- _Task details_
Skip any picture you find and retype all the remaining lines exactly.

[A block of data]
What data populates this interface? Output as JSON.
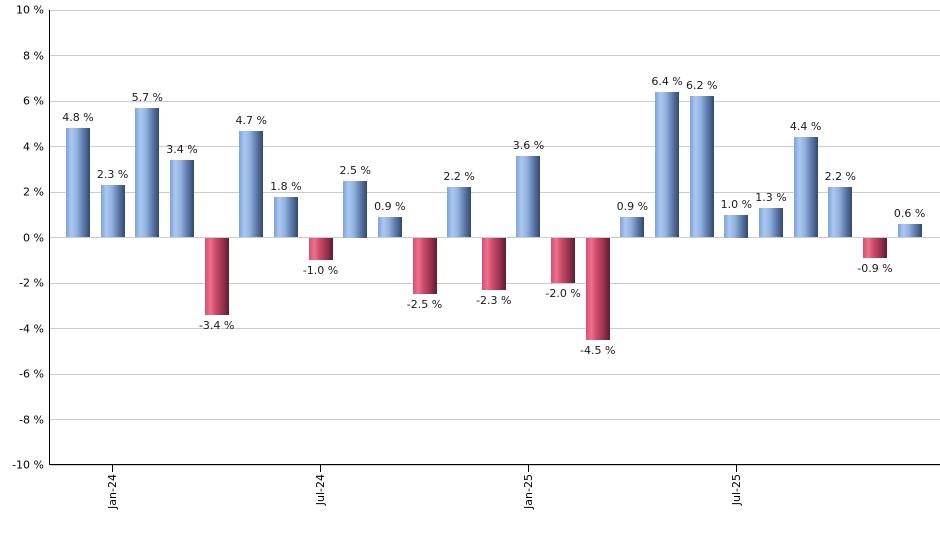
{
  "chart_data": {
    "type": "bar",
    "title": "",
    "xlabel": "",
    "ylabel": "",
    "ylim": [
      -10,
      10
    ],
    "y_tick_step": 2,
    "grid": true,
    "legend": null,
    "bars": [
      {
        "value": 4.8,
        "label": "4.8 %"
      },
      {
        "value": 2.3,
        "label": "2.3 %"
      },
      {
        "value": 5.7,
        "label": "5.7 %"
      },
      {
        "value": 3.4,
        "label": "3.4 %"
      },
      {
        "value": -3.4,
        "label": "-3.4 %"
      },
      {
        "value": 4.7,
        "label": "4.7 %"
      },
      {
        "value": 1.8,
        "label": "1.8 %"
      },
      {
        "value": -1.0,
        "label": "-1.0 %"
      },
      {
        "value": 2.5,
        "label": "2.5 %"
      },
      {
        "value": 0.9,
        "label": "0.9 %"
      },
      {
        "value": -2.5,
        "label": "-2.5 %"
      },
      {
        "value": 2.2,
        "label": "2.2 %"
      },
      {
        "value": -2.3,
        "label": "-2.3 %"
      },
      {
        "value": 3.6,
        "label": "3.6 %"
      },
      {
        "value": -2.0,
        "label": "-2.0 %"
      },
      {
        "value": -4.5,
        "label": "-4.5 %"
      },
      {
        "value": 0.9,
        "label": "0.9 %"
      },
      {
        "value": 6.4,
        "label": "6.4 %"
      },
      {
        "value": 6.2,
        "label": "6.2 %"
      },
      {
        "value": 1.0,
        "label": "1.0 %"
      },
      {
        "value": 1.3,
        "label": "1.3 %"
      },
      {
        "value": 4.4,
        "label": "4.4 %"
      },
      {
        "value": 2.2,
        "label": "2.2 %"
      },
      {
        "value": -0.9,
        "label": "-0.9 %"
      },
      {
        "value": 0.6,
        "label": "0.6 %"
      }
    ],
    "x_ticks": [
      {
        "label": "Jan-24",
        "bar_index": 1
      },
      {
        "label": "Jul-24",
        "bar_index": 7
      },
      {
        "label": "Jan-25",
        "bar_index": 13
      },
      {
        "label": "Jul-25",
        "bar_index": 19
      }
    ],
    "y_ticks": [
      {
        "value": 10,
        "label": "10 %"
      },
      {
        "value": 8,
        "label": "8 %"
      },
      {
        "value": 6,
        "label": "6 %"
      },
      {
        "value": 4,
        "label": "4 %"
      },
      {
        "value": 2,
        "label": "2 %"
      },
      {
        "value": 0,
        "label": "0 %"
      },
      {
        "value": -2,
        "label": "-2 %"
      },
      {
        "value": -4,
        "label": "-4 %"
      },
      {
        "value": -6,
        "label": "-6 %"
      },
      {
        "value": -8,
        "label": "-8 %"
      },
      {
        "value": -10,
        "label": "-10 %"
      }
    ],
    "colors": {
      "positive_gradient": [
        "#7ea2d8",
        "#abc8f0",
        "#93b2e0",
        "#5e7bac",
        "#33496f"
      ],
      "negative_gradient": [
        "#d6506f",
        "#ec7290",
        "#cc4a68",
        "#9b3450",
        "#5f1b2e"
      ],
      "gridline": "#cccccc",
      "axis": "#000000",
      "label_text": "#1a1a1a",
      "background": "#ffffff"
    }
  }
}
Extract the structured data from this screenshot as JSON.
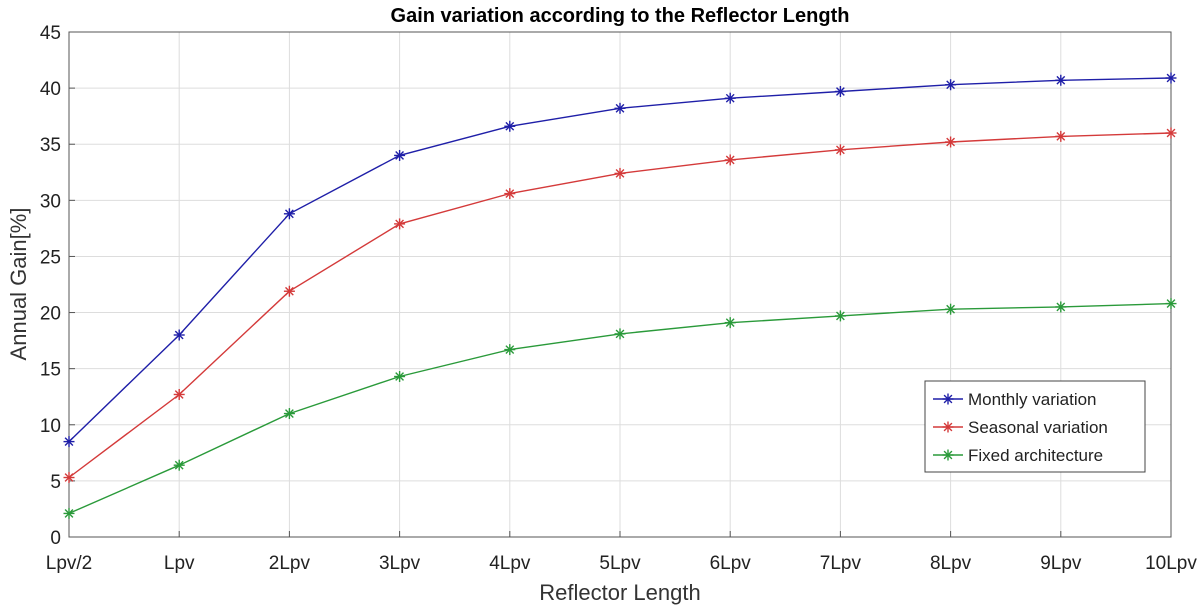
{
  "chart_data": {
    "type": "line",
    "title": "Gain variation according to the Reflector Length",
    "xlabel": "Reflector Length",
    "ylabel": "Annual Gain[%]",
    "categories": [
      "Lpv/2",
      "Lpv",
      "2Lpv",
      "3Lpv",
      "4Lpv",
      "5Lpv",
      "6Lpv",
      "7Lpv",
      "8Lpv",
      "9Lpv",
      "10Lpv"
    ],
    "ylim": [
      0,
      45
    ],
    "yticks": [
      0,
      5,
      10,
      15,
      20,
      25,
      30,
      35,
      40,
      45
    ],
    "grid": true,
    "legend_position": "bottom-right",
    "marker": "asterisk",
    "series": [
      {
        "name": "Monthly variation",
        "color": "#1f1fa8",
        "values": [
          8.5,
          18.0,
          28.8,
          34.0,
          36.6,
          38.2,
          39.1,
          39.7,
          40.3,
          40.7,
          40.9
        ]
      },
      {
        "name": "Seasonal variation",
        "color": "#d43a3a",
        "values": [
          5.3,
          12.7,
          21.9,
          27.9,
          30.6,
          32.4,
          33.6,
          34.5,
          35.2,
          35.7,
          36.0
        ]
      },
      {
        "name": "Fixed architecture",
        "color": "#2a9a3a",
        "values": [
          2.1,
          6.4,
          11.0,
          14.3,
          16.7,
          18.1,
          19.1,
          19.7,
          20.3,
          20.5,
          20.8
        ]
      }
    ]
  }
}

- _Answer to this problem_
What data populates this interface? Output as JSON.
{
  "chart_data": {
    "type": "bar",
    "title": "",
    "xlabel": "",
    "ylabel": "",
    "ylim": [
      -10,
      10
    ],
    "y_tick_step": 2,
    "grid": true,
    "legend": null,
    "bars": [
      {
        "value": 4.8,
        "label": "4.8 %"
      },
      {
        "value": 2.3,
        "label": "2.3 %"
      },
      {
        "value": 5.7,
        "label": "5.7 %"
      },
      {
        "value": 3.4,
        "label": "3.4 %"
      },
      {
        "value": -3.4,
        "label": "-3.4 %"
      },
      {
        "value": 4.7,
        "label": "4.7 %"
      },
      {
        "value": 1.8,
        "label": "1.8 %"
      },
      {
        "value": -1.0,
        "label": "-1.0 %"
      },
      {
        "value": 2.5,
        "label": "2.5 %"
      },
      {
        "value": 0.9,
        "label": "0.9 %"
      },
      {
        "value": -2.5,
        "label": "-2.5 %"
      },
      {
        "value": 2.2,
        "label": "2.2 %"
      },
      {
        "value": -2.3,
        "label": "-2.3 %"
      },
      {
        "value": 3.6,
        "label": "3.6 %"
      },
      {
        "value": -2.0,
        "label": "-2.0 %"
      },
      {
        "value": -4.5,
        "label": "-4.5 %"
      },
      {
        "value": 0.9,
        "label": "0.9 %"
      },
      {
        "value": 6.4,
        "label": "6.4 %"
      },
      {
        "value": 6.2,
        "label": "6.2 %"
      },
      {
        "value": 1.0,
        "label": "1.0 %"
      },
      {
        "value": 1.3,
        "label": "1.3 %"
      },
      {
        "value": 4.4,
        "label": "4.4 %"
      },
      {
        "value": 2.2,
        "label": "2.2 %"
      },
      {
        "value": -0.9,
        "label": "-0.9 %"
      },
      {
        "value": 0.6,
        "label": "0.6 %"
      }
    ],
    "x_ticks": [
      {
        "label": "Jan-24",
        "bar_index": 1
      },
      {
        "label": "Jul-24",
        "bar_index": 7
      },
      {
        "label": "Jan-25",
        "bar_index": 13
      },
      {
        "label": "Jul-25",
        "bar_index": 19
      }
    ],
    "y_ticks": [
      {
        "value": 10,
        "label": "10 %"
      },
      {
        "value": 8,
        "label": "8 %"
      },
      {
        "value": 6,
        "label": "6 %"
      },
      {
        "value": 4,
        "label": "4 %"
      },
      {
        "value": 2,
        "label": "2 %"
      },
      {
        "value": 0,
        "label": "0 %"
      },
      {
        "value": -2,
        "label": "-2 %"
      },
      {
        "value": -4,
        "label": "-4 %"
      },
      {
        "value": -6,
        "label": "-6 %"
      },
      {
        "value": -8,
        "label": "-8 %"
      },
      {
        "value": -10,
        "label": "-10 %"
      }
    ],
    "colors": {
      "positive_gradient": [
        "#7ea2d8",
        "#abc8f0",
        "#93b2e0",
        "#5e7bac",
        "#33496f"
      ],
      "negative_gradient": [
        "#d6506f",
        "#ec7290",
        "#cc4a68",
        "#9b3450",
        "#5f1b2e"
      ],
      "gridline": "#cccccc",
      "axis": "#000000",
      "label_text": "#1a1a1a",
      "background": "#ffffff"
    }
  }
}
Extract the structured data from this screenshot as JSON.
{
  "chart_data": {
    "type": "line",
    "title": "Gain variation according to the Reflector Length",
    "xlabel": "Reflector Length",
    "ylabel": "Annual Gain[%]",
    "categories": [
      "Lpv/2",
      "Lpv",
      "2Lpv",
      "3Lpv",
      "4Lpv",
      "5Lpv",
      "6Lpv",
      "7Lpv",
      "8Lpv",
      "9Lpv",
      "10Lpv"
    ],
    "ylim": [
      0,
      45
    ],
    "yticks": [
      0,
      5,
      10,
      15,
      20,
      25,
      30,
      35,
      40,
      45
    ],
    "grid": true,
    "legend_position": "bottom-right",
    "marker": "asterisk",
    "series": [
      {
        "name": "Monthly variation",
        "color": "#1f1fa8",
        "values": [
          8.5,
          18.0,
          28.8,
          34.0,
          36.6,
          38.2,
          39.1,
          39.7,
          40.3,
          40.7,
          40.9
        ]
      },
      {
        "name": "Seasonal variation",
        "color": "#d43a3a",
        "values": [
          5.3,
          12.7,
          21.9,
          27.9,
          30.6,
          32.4,
          33.6,
          34.5,
          35.2,
          35.7,
          36.0
        ]
      },
      {
        "name": "Fixed architecture",
        "color": "#2a9a3a",
        "values": [
          2.1,
          6.4,
          11.0,
          14.3,
          16.7,
          18.1,
          19.1,
          19.7,
          20.3,
          20.5,
          20.8
        ]
      }
    ]
  }
}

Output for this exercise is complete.